■ **Task directions**:
Your task is to output the data exactly as it stands.

═══ Data provided

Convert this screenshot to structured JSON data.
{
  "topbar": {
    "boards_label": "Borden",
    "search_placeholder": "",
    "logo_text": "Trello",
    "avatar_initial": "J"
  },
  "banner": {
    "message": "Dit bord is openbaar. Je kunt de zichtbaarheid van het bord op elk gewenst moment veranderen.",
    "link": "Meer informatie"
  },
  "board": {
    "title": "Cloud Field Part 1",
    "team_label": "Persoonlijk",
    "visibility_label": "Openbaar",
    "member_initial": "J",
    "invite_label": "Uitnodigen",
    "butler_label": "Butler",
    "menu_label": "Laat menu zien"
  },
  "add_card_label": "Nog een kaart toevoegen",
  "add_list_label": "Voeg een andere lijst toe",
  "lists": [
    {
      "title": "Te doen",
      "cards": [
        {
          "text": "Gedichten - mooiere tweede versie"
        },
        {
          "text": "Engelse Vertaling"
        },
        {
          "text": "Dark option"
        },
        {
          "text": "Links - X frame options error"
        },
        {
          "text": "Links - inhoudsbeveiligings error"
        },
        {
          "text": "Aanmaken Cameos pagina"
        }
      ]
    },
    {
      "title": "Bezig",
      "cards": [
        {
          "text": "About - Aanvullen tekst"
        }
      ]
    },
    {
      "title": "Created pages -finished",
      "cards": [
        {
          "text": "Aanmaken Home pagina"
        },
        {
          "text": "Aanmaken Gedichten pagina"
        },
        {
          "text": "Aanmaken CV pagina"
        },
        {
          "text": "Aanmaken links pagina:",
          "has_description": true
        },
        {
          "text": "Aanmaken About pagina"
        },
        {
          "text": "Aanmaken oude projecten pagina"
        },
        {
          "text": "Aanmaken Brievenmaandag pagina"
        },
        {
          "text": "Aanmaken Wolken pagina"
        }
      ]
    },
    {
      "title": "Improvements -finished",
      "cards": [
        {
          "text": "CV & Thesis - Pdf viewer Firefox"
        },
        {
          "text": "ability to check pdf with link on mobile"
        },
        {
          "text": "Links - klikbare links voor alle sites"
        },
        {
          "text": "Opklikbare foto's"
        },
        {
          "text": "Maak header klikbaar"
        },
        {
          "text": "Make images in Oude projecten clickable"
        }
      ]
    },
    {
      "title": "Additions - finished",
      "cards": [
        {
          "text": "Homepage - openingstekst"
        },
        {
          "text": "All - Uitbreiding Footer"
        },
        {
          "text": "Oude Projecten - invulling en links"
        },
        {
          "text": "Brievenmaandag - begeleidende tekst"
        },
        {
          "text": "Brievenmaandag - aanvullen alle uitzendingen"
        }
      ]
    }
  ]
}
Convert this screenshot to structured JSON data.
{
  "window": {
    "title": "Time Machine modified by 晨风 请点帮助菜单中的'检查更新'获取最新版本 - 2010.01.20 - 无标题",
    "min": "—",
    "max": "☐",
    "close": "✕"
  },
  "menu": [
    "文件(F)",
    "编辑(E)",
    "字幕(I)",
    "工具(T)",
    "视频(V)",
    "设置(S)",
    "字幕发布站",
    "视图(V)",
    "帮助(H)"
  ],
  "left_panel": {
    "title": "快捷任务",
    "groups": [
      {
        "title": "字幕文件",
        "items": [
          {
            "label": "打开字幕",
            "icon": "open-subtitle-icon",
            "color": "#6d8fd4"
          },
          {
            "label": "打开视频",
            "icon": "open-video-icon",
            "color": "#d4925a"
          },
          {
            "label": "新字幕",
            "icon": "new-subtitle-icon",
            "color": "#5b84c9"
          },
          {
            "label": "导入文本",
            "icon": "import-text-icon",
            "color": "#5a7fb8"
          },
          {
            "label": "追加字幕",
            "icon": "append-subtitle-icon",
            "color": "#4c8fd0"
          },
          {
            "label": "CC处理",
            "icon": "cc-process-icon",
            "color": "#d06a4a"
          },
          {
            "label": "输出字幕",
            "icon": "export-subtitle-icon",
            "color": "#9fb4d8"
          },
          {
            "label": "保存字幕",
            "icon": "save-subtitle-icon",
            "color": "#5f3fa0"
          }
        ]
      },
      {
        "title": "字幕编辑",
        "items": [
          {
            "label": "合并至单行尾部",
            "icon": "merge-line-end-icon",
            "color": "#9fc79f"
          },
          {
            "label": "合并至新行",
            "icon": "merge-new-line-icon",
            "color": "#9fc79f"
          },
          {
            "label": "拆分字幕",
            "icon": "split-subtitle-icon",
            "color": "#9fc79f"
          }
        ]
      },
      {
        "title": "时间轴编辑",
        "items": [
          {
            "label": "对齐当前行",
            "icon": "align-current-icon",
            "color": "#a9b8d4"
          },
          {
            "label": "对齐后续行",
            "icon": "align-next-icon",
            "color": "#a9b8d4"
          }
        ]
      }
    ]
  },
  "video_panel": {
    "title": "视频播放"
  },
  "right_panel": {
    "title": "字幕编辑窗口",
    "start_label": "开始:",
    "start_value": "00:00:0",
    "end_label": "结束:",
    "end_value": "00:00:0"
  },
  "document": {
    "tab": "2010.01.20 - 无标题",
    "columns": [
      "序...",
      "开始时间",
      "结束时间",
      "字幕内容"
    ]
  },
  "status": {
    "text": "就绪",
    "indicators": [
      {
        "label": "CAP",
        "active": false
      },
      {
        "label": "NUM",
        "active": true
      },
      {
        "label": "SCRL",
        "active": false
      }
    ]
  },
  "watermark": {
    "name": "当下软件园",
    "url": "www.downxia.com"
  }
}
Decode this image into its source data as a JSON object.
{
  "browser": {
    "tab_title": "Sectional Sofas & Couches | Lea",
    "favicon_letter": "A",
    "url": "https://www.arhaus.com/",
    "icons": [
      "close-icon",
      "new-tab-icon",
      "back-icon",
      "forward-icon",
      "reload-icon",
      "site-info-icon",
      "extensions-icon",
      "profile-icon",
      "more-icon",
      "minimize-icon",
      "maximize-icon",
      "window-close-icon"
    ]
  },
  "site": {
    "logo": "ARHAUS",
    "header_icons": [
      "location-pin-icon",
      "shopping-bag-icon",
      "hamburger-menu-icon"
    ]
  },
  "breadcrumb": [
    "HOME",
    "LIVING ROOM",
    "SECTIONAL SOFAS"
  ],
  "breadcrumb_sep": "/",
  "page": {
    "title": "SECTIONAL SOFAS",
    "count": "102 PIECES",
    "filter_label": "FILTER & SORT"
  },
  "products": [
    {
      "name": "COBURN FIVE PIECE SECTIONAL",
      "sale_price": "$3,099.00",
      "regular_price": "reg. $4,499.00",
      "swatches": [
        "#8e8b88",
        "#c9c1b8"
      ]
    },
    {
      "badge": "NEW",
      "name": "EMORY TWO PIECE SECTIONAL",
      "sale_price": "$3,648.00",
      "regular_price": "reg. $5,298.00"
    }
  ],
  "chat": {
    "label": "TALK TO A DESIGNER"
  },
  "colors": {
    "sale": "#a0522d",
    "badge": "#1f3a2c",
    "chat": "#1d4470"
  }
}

══════

■ **Result for this exercise**:
Convert this screenshot to structured JSON data.
{
  "topbar": {
    "boards_label": "Borden",
    "search_placeholder": "",
    "logo_text": "Trello",
    "avatar_initial": "J"
  },
  "banner": {
    "message": "Dit bord is openbaar. Je kunt de zichtbaarheid van het bord op elk gewenst moment veranderen.",
    "link": "Meer informatie"
  },
  "board": {
    "title": "Cloud Field Part 1",
    "team_label": "Persoonlijk",
    "visibility_label": "Openbaar",
    "member_initial": "J",
    "invite_label": "Uitnodigen",
    "butler_label": "Butler",
    "menu_label": "Laat menu zien"
  },
  "add_card_label": "Nog een kaart toevoegen",
  "add_list_label": "Voeg een andere lijst toe",
  "lists": [
    {
      "title": "Te doen",
      "cards": [
        {
          "text": "Gedichten - mooiere tweede versie"
        },
        {
          "text": "Engelse Vertaling"
        },
        {
          "text": "Dark option"
        },
        {
          "text": "Links - X frame options error"
        },
        {
          "text": "Links - inhoudsbeveiligings error"
        },
        {
          "text": "Aanmaken Cameos pagina"
        }
      ]
    },
    {
      "title": "Bezig",
      "cards": [
        {
          "text": "About - Aanvullen tekst"
        }
      ]
    },
    {
      "title": "Created pages -finished",
      "cards": [
        {
          "text": "Aanmaken Home pagina"
        },
        {
          "text": "Aanmaken Gedichten pagina"
        },
        {
          "text": "Aanmaken CV pagina"
        },
        {
          "text": "Aanmaken links pagina:",
          "has_description": true
        },
        {
          "text": "Aanmaken About pagina"
        },
        {
          "text": "Aanmaken oude projecten pagina"
        },
        {
          "text": "Aanmaken Brievenmaandag pagina"
        },
        {
          "text": "Aanmaken Wolken pagina"
        }
      ]
    },
    {
      "title": "Improvements -finished",
      "cards": [
        {
          "text": "CV & Thesis - Pdf viewer Firefox"
        },
        {
          "text": "ability to check pdf with link on mobile"
        },
        {
          "text": "Links - klikbare links voor alle sites"
        },
        {
          "text": "Opklikbare foto's"
        },
        {
          "text": "Maak header klikbaar"
        },
        {
          "text": "Make images in Oude projecten clickable"
        }
      ]
    },
    {
      "title": "Additions - finished",
      "cards": [
        {
          "text": "Homepage - openingstekst"
        },
        {
          "text": "All - Uitbreiding Footer"
        },
        {
          "text": "Oude Projecten - invulling en links"
        },
        {
          "text": "Brievenmaandag - begeleidende tekst"
        },
        {
          "text": "Brievenmaandag - aanvullen alle uitzendingen"
        }
      ]
    }
  ]
}
Convert this screenshot to structured JSON data.
{
  "window": {
    "title": "Time Machine modified by 晨风 请点帮助菜单中的'检查更新'获取最新版本 - 2010.01.20 - 无标题",
    "min": "—",
    "max": "☐",
    "close": "✕"
  },
  "menu": [
    "文件(F)",
    "编辑(E)",
    "字幕(I)",
    "工具(T)",
    "视频(V)",
    "设置(S)",
    "字幕发布站",
    "视图(V)",
    "帮助(H)"
  ],
  "left_panel": {
    "title": "快捷任务",
    "groups": [
      {
        "title": "字幕文件",
        "items": [
          {
            "label": "打开字幕",
            "icon": "open-subtitle-icon",
            "color": "#6d8fd4"
          },
          {
            "label": "打开视频",
            "icon": "open-video-icon",
            "color": "#d4925a"
          },
          {
            "label": "新字幕",
            "icon": "new-subtitle-icon",
            "color": "#5b84c9"
          },
          {
            "label": "导入文本",
            "icon": "import-text-icon",
            "color": "#5a7fb8"
          },
          {
            "label": "追加字幕",
            "icon": "append-subtitle-icon",
            "color": "#4c8fd0"
          },
          {
            "label": "CC处理",
            "icon": "cc-process-icon",
            "color": "#d06a4a"
          },
          {
            "label": "输出字幕",
            "icon": "export-subtitle-icon",
            "color": "#9fb4d8"
          },
          {
            "label": "保存字幕",
            "icon": "save-subtitle-icon",
            "color": "#5f3fa0"
          }
        ]
      },
      {
        "title": "字幕编辑",
        "items": [
          {
            "label": "合并至单行尾部",
            "icon": "merge-line-end-icon",
            "color": "#9fc79f"
          },
          {
            "label": "合并至新行",
            "icon": "merge-new-line-icon",
            "color": "#9fc79f"
          },
          {
            "label": "拆分字幕",
            "icon": "split-subtitle-icon",
            "color": "#9fc79f"
          }
        ]
      },
      {
        "title": "时间轴编辑",
        "items": [
          {
            "label": "对齐当前行",
            "icon": "align-current-icon",
            "color": "#a9b8d4"
          },
          {
            "label": "对齐后续行",
            "icon": "align-next-icon",
            "color": "#a9b8d4"
          }
        ]
      }
    ]
  },
  "video_panel": {
    "title": "视频播放"
  },
  "right_panel": {
    "title": "字幕编辑窗口",
    "start_label": "开始:",
    "start_value": "00:00:0",
    "end_label": "结束:",
    "end_value": "00:00:0"
  },
  "document": {
    "tab": "2010.01.20 - 无标题",
    "columns": [
      "序...",
      "开始时间",
      "结束时间",
      "字幕内容"
    ]
  },
  "status": {
    "text": "就绪",
    "indicators": [
      {
        "label": "CAP",
        "active": false
      },
      {
        "label": "NUM",
        "active": true
      },
      {
        "label": "SCRL",
        "active": false
      }
    ]
  },
  "watermark": {
    "name": "当下软件园",
    "url": "www.downxia.com"
  }
}
Decode this image into its source data as a JSON object.
{
  "browser": {
    "tab_title": "Sectional Sofas & Couches | Lea",
    "favicon_letter": "A",
    "url": "https://www.arhaus.com/",
    "icons": [
      "close-icon",
      "new-tab-icon",
      "back-icon",
      "forward-icon",
      "reload-icon",
      "site-info-icon",
      "extensions-icon",
      "profile-icon",
      "more-icon",
      "minimize-icon",
      "maximize-icon",
      "window-close-icon"
    ]
  },
  "site": {
    "logo": "ARHAUS",
    "header_icons": [
      "location-pin-icon",
      "shopping-bag-icon",
      "hamburger-menu-icon"
    ]
  },
  "breadcrumb": [
    "HOME",
    "LIVING ROOM",
    "SECTIONAL SOFAS"
  ],
  "breadcrumb_sep": "/",
  "page": {
    "title": "SECTIONAL SOFAS",
    "count": "102 PIECES",
    "filter_label": "FILTER & SORT"
  },
  "products": [
    {
      "name": "COBURN FIVE PIECE SECTIONAL",
      "sale_price": "$3,099.00",
      "regular_price": "reg. $4,499.00",
      "swatches": [
        "#8e8b88",
        "#c9c1b8"
      ]
    },
    {
      "badge": "NEW",
      "name": "EMORY TWO PIECE SECTIONAL",
      "sale_price": "$3,648.00",
      "regular_price": "reg. $5,298.00"
    }
  ],
  "chat": {
    "label": "TALK TO A DESIGNER"
  },
  "colors": {
    "sale": "#a0522d",
    "badge": "#1f3a2c",
    "chat": "#1d4470"
  }
}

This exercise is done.